TO BE DONE
Search the listing below for the string "услуги" and show each line that contains it.

RECORDS TO USE
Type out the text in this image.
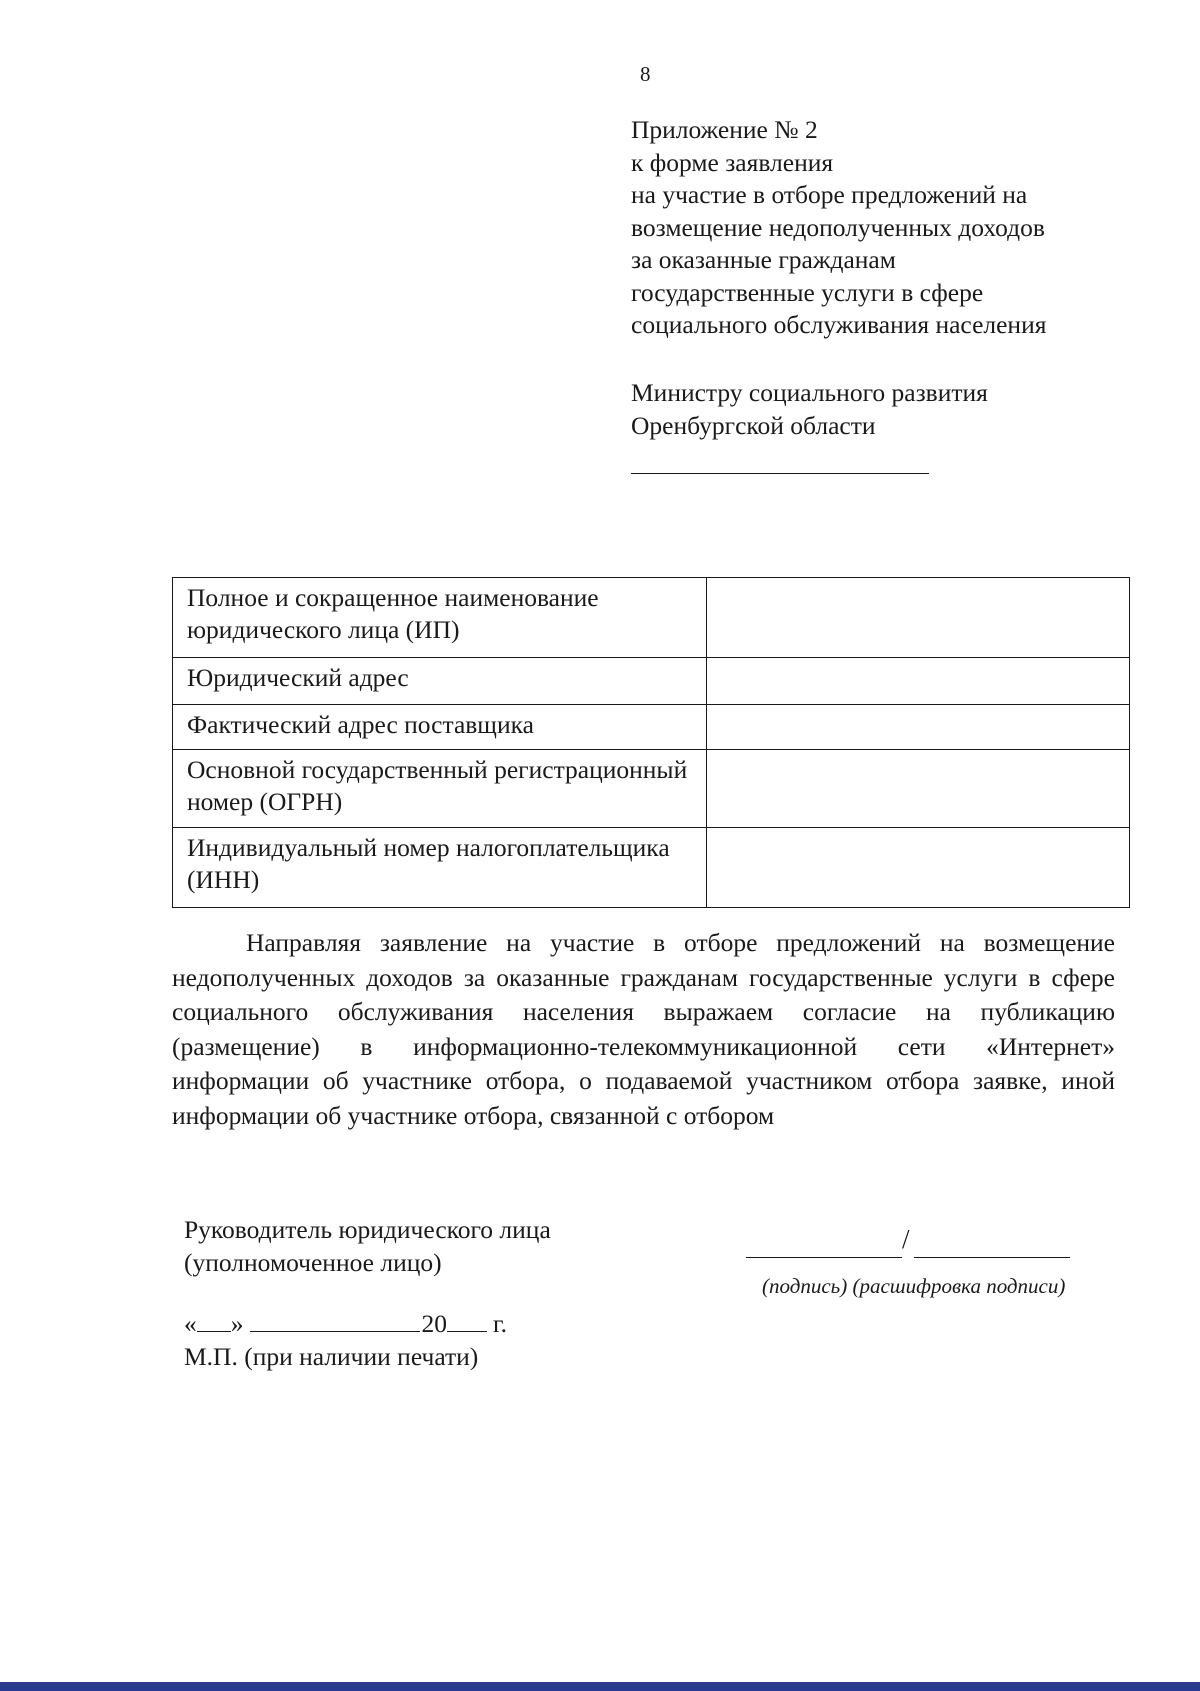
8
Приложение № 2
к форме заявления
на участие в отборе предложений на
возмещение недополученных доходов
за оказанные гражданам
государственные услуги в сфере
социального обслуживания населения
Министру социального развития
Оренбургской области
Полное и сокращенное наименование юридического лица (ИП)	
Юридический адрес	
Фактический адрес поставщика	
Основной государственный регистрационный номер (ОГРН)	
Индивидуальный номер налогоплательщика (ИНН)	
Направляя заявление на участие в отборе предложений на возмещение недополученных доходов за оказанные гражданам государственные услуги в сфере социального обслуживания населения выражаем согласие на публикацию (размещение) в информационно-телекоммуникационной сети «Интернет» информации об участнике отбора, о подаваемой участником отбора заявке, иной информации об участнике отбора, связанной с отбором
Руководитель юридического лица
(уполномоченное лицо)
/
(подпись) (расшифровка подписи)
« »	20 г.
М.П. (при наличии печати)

* * *

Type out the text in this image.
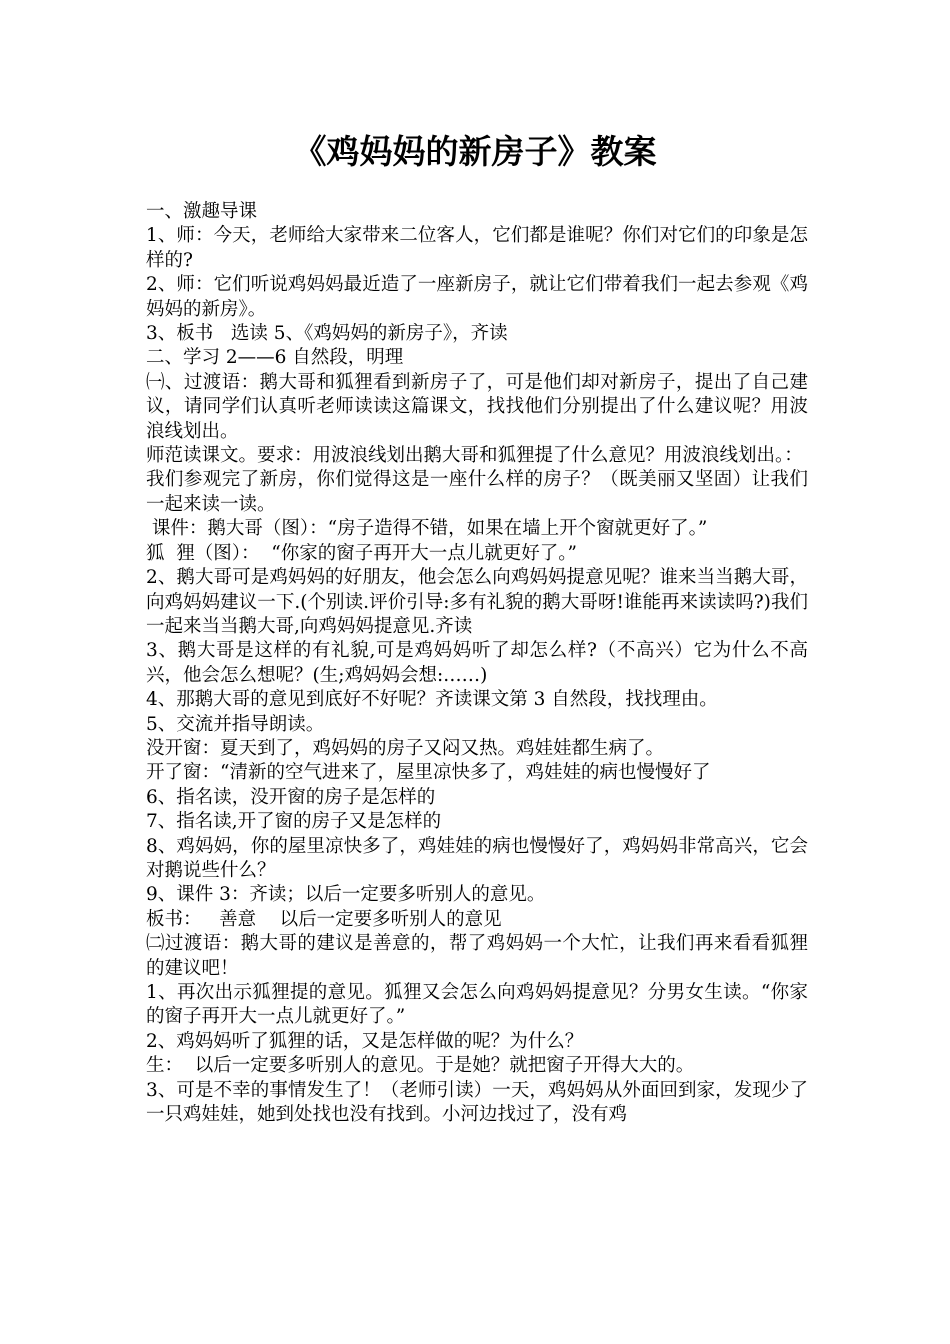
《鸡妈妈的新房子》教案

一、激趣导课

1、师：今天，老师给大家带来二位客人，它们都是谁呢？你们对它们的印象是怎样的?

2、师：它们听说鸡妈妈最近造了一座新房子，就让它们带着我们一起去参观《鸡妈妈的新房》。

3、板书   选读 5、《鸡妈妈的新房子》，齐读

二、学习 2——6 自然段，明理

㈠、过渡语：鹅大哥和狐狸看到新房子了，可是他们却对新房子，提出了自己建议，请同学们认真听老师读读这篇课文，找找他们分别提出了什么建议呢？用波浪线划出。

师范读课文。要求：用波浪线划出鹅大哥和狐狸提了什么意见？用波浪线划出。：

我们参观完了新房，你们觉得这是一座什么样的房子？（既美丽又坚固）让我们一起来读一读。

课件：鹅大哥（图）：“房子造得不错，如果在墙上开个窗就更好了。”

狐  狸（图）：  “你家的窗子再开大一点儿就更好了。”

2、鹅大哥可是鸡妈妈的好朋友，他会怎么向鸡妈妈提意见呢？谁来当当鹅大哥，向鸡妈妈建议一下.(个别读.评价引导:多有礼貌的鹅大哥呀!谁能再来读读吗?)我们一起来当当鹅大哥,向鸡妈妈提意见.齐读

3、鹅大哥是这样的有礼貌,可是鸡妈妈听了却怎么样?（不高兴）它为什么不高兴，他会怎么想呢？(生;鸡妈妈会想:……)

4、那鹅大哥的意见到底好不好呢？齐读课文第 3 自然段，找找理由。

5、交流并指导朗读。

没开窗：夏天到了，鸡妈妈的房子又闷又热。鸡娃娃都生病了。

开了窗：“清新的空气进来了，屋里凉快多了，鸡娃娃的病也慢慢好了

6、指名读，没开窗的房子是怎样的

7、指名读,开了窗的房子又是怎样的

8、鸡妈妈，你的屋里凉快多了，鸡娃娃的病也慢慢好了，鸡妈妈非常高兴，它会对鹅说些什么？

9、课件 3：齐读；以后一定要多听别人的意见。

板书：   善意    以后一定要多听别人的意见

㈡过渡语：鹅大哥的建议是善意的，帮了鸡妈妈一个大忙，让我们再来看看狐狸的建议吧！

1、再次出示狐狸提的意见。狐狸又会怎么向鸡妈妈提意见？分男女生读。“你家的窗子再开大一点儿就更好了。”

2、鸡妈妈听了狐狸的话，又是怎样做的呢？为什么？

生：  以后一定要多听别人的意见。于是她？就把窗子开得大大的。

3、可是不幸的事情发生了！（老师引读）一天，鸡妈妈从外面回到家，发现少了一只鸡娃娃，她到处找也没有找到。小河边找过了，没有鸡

RESPONSE
государственные услуги в сфере
Направляя заявление на участие в отборе предложений на возмещение недополученных доходов за оказанные гражданам государственные услуги в сфере социального обслуживания населения выражаем согласие на публикацию (размещение) в информационно-телекоммуникационной сети «Интернет» информации об участнике отбора, о подаваемой участником отбора заявке, иной информации об участнике отбора, связанной с отбором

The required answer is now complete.